Goal:
Count the lines below that contain the word "with" and give only that number.

--- BEGIN Data shown ---

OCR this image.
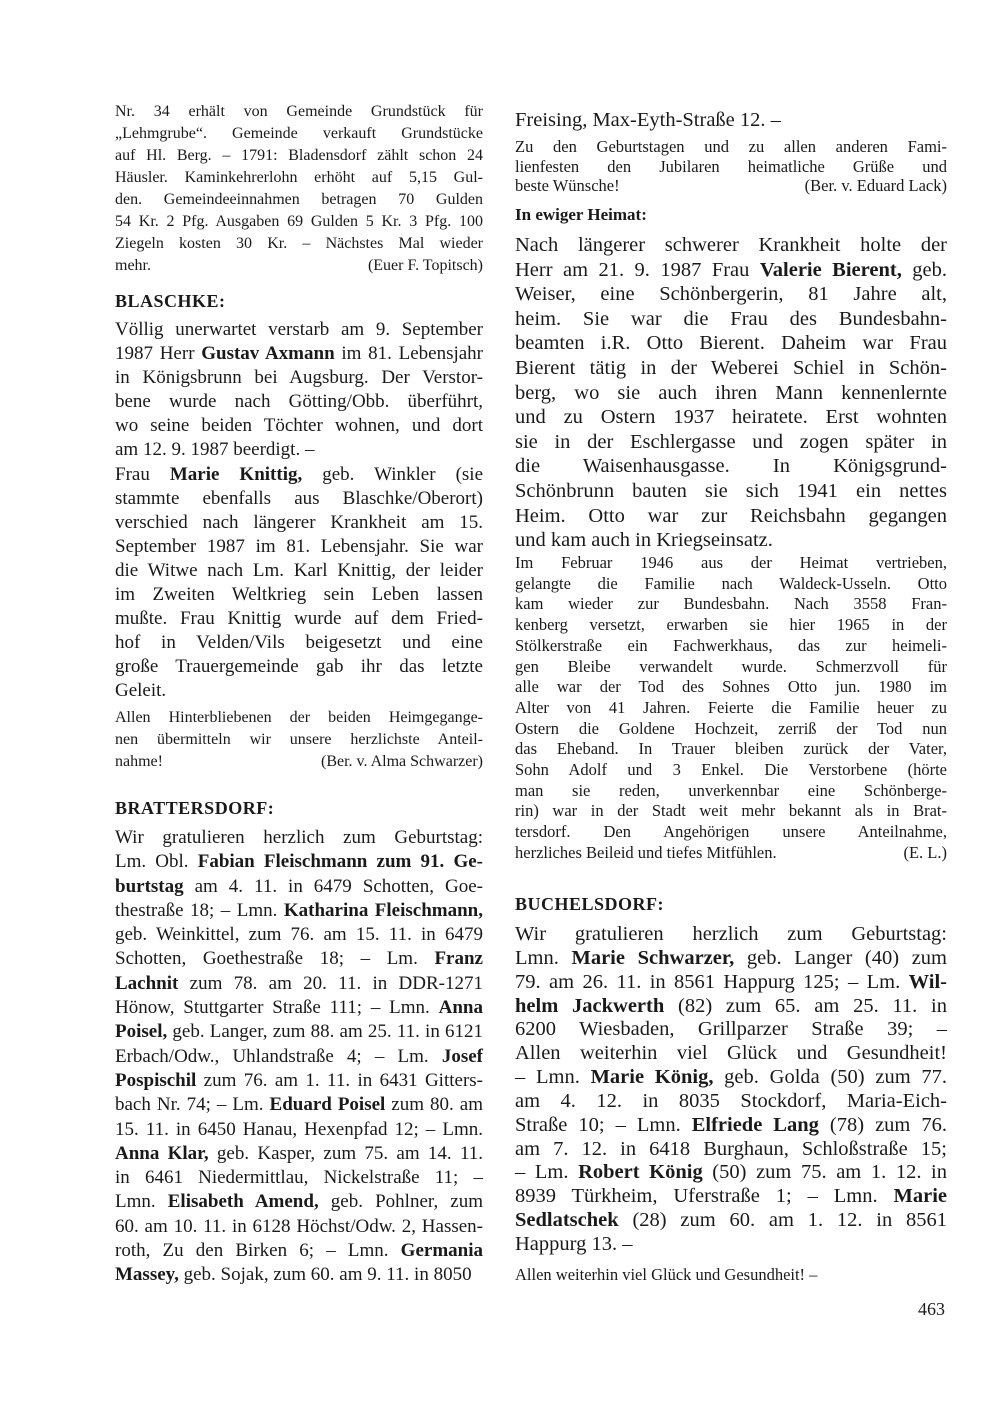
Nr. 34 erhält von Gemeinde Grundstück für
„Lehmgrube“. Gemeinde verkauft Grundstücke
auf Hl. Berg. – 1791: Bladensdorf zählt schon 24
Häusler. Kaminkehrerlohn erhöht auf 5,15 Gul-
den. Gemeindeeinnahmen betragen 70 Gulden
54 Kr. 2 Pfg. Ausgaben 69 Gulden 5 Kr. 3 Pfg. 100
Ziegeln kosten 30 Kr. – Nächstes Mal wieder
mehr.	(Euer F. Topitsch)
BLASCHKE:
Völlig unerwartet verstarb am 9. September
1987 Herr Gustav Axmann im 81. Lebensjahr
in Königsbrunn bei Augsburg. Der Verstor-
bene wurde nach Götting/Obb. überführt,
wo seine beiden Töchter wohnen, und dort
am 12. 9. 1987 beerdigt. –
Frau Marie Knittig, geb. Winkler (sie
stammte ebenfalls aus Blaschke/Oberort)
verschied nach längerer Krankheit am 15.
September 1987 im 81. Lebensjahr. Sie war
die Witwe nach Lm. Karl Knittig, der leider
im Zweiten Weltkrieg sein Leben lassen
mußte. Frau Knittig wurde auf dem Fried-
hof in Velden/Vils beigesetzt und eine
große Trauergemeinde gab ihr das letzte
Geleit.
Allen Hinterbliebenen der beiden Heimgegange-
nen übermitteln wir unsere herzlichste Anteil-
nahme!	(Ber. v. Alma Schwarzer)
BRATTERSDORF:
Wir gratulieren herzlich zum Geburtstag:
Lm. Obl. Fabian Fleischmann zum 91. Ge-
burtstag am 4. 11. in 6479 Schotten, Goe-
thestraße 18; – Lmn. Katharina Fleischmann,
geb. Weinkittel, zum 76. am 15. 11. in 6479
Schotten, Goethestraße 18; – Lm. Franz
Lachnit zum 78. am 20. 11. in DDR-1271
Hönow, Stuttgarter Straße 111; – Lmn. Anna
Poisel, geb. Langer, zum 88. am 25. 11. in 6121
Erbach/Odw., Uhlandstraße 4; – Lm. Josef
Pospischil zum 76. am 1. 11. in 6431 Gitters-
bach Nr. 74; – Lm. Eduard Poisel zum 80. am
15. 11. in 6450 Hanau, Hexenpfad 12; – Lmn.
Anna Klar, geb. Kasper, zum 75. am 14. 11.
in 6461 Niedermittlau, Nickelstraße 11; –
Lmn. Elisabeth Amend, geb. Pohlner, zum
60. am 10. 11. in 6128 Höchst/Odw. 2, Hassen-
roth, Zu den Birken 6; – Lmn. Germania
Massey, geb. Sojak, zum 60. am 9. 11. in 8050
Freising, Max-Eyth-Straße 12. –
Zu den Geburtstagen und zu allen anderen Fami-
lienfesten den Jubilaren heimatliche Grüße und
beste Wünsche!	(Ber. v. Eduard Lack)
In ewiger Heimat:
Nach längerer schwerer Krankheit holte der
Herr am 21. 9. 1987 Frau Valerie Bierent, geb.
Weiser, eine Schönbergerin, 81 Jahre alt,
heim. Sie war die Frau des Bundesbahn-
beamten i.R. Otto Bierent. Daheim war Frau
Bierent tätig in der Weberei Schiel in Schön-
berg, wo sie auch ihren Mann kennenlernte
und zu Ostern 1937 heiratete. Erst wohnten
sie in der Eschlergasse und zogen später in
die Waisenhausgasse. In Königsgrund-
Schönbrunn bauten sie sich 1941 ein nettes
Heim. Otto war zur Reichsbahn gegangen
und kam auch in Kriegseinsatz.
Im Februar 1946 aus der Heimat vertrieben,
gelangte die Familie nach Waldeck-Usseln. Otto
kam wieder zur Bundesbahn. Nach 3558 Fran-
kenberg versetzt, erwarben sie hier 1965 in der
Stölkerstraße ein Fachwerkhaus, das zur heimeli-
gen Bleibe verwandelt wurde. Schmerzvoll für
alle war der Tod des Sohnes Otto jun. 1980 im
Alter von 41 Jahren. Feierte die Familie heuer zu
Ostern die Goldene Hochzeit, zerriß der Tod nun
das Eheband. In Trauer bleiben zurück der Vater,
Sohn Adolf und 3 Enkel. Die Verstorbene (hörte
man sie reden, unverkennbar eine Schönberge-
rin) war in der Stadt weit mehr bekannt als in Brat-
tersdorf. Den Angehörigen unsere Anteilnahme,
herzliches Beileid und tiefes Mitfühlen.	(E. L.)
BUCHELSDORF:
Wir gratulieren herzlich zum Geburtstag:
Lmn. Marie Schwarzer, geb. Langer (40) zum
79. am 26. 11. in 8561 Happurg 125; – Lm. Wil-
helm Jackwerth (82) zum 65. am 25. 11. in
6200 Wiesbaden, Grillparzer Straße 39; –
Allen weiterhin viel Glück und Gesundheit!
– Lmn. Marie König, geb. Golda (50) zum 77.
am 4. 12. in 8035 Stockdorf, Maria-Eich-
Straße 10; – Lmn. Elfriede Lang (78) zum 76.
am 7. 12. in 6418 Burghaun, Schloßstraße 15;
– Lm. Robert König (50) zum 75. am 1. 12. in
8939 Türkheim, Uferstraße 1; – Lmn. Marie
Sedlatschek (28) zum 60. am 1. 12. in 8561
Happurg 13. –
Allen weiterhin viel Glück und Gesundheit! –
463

--- END Data shown ---
--- BEGIN Data shown ---

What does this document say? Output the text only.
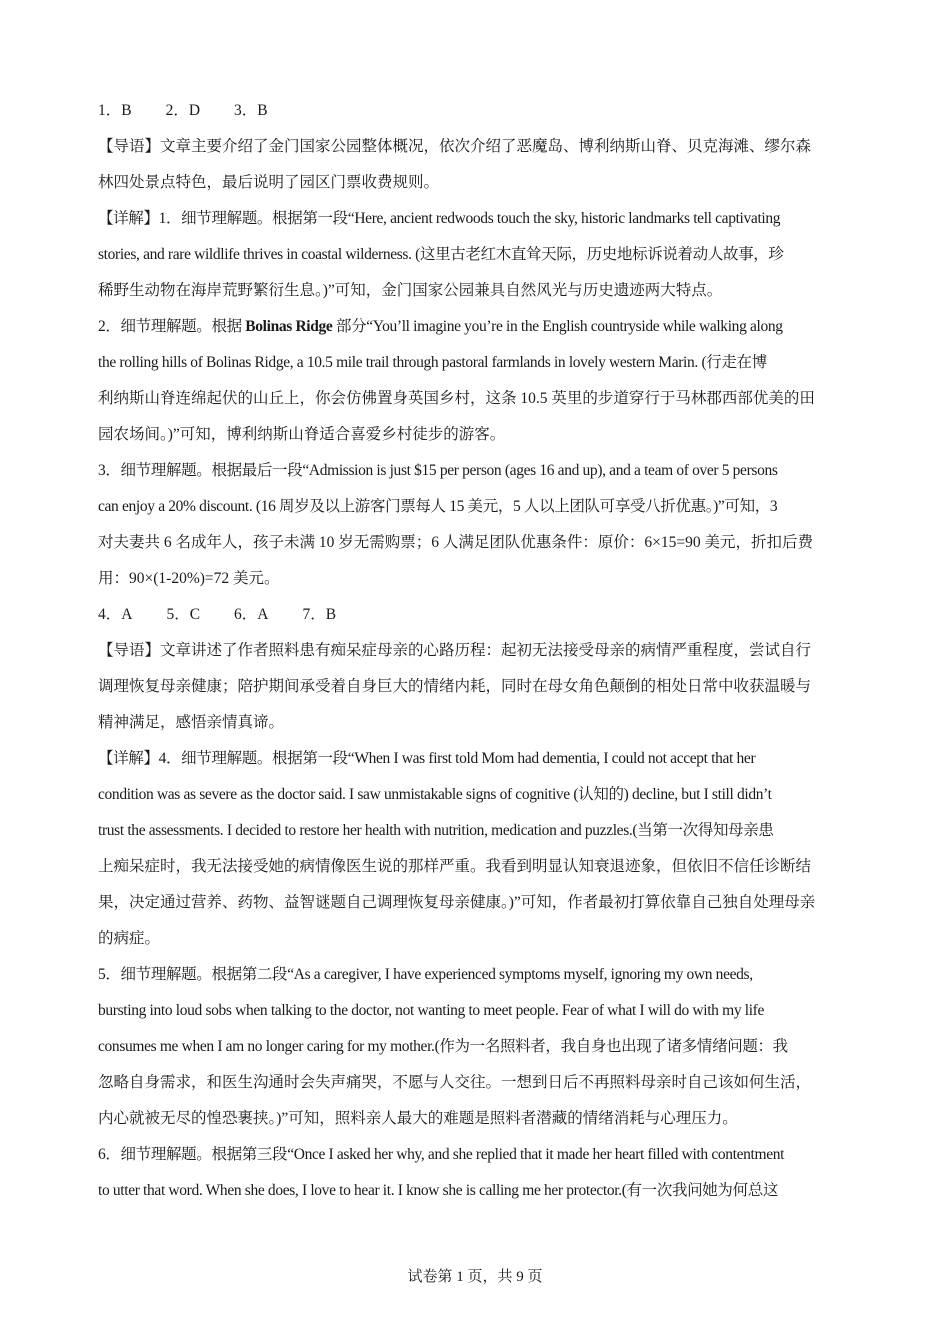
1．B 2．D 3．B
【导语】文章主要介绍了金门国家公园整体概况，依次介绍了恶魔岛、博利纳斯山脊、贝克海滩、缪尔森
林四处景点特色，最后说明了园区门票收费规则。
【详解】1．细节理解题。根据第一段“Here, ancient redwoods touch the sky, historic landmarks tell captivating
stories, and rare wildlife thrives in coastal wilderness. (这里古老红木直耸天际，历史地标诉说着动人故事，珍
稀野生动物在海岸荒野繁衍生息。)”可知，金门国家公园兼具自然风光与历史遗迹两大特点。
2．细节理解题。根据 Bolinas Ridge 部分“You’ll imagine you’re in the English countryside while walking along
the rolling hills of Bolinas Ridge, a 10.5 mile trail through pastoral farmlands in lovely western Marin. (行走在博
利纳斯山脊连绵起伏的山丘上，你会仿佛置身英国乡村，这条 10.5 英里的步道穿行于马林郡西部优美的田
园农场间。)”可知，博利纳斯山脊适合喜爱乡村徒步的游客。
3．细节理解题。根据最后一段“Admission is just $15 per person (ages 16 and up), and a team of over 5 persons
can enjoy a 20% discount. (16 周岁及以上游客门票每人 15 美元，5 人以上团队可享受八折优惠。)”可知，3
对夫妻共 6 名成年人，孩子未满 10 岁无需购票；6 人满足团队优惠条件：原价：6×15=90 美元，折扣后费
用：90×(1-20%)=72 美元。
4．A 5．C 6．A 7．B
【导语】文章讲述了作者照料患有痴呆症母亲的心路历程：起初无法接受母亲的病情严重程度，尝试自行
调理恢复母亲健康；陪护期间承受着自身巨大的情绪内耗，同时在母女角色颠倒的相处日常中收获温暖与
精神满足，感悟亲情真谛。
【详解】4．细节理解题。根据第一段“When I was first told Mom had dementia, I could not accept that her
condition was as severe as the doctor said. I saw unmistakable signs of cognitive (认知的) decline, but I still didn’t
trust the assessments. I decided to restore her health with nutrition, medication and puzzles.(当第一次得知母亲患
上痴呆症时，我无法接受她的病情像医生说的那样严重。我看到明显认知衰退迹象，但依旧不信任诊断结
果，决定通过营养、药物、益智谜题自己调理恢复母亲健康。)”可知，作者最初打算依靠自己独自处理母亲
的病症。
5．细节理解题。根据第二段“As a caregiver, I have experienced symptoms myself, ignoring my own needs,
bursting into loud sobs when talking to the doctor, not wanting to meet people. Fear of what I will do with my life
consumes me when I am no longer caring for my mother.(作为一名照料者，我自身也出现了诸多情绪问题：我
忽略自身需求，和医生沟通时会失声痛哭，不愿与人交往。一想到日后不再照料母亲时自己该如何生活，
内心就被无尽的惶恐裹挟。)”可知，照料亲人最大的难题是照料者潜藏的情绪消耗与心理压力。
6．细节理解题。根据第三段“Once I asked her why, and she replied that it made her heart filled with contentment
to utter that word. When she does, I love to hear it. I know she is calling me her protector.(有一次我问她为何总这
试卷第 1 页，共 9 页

--- END Data shown ---
--- BEGIN Data shown ---

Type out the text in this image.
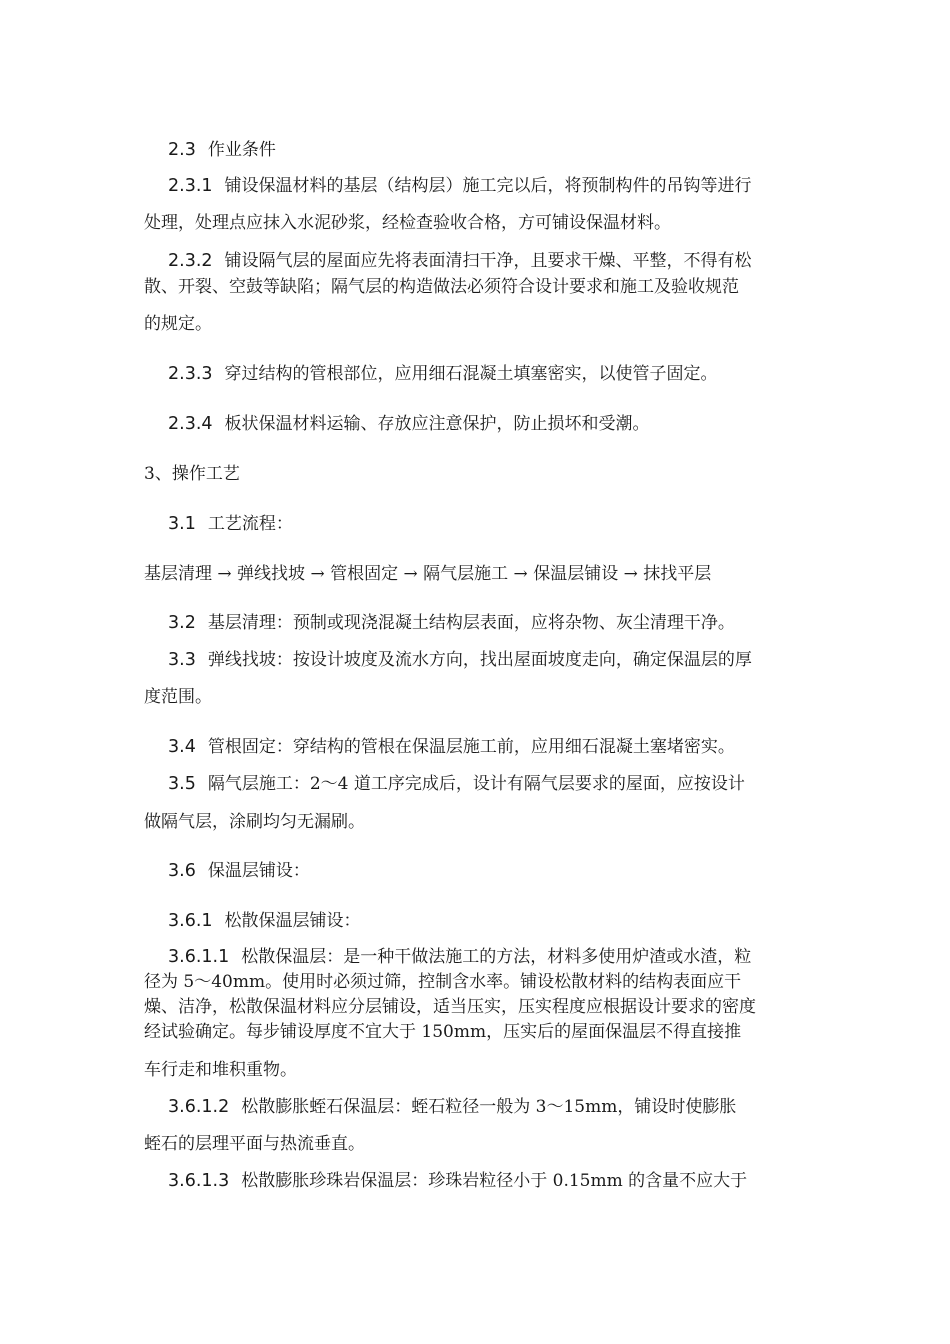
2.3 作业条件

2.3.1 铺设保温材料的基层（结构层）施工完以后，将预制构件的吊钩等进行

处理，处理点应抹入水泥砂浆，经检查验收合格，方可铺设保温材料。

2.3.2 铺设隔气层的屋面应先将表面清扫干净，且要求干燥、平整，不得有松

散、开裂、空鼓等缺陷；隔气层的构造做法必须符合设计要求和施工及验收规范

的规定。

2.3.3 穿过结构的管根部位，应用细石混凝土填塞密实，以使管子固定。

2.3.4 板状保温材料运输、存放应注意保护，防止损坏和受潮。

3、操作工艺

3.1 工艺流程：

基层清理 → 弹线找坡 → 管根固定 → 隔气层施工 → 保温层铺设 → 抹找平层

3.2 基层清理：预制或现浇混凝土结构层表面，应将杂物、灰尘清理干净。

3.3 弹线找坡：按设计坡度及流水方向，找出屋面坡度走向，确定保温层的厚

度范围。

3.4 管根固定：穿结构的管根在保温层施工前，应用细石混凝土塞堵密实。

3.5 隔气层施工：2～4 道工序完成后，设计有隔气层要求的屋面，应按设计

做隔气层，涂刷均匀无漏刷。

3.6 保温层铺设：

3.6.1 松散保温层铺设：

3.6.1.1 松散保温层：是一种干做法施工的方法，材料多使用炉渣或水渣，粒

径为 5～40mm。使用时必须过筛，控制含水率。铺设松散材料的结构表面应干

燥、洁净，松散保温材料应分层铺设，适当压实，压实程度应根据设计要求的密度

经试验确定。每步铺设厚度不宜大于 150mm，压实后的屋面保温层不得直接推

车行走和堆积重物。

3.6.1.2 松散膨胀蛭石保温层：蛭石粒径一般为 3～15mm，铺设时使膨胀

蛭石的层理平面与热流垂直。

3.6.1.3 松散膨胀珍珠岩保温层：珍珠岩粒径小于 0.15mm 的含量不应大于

--- END Data shown ---

Correct result:
3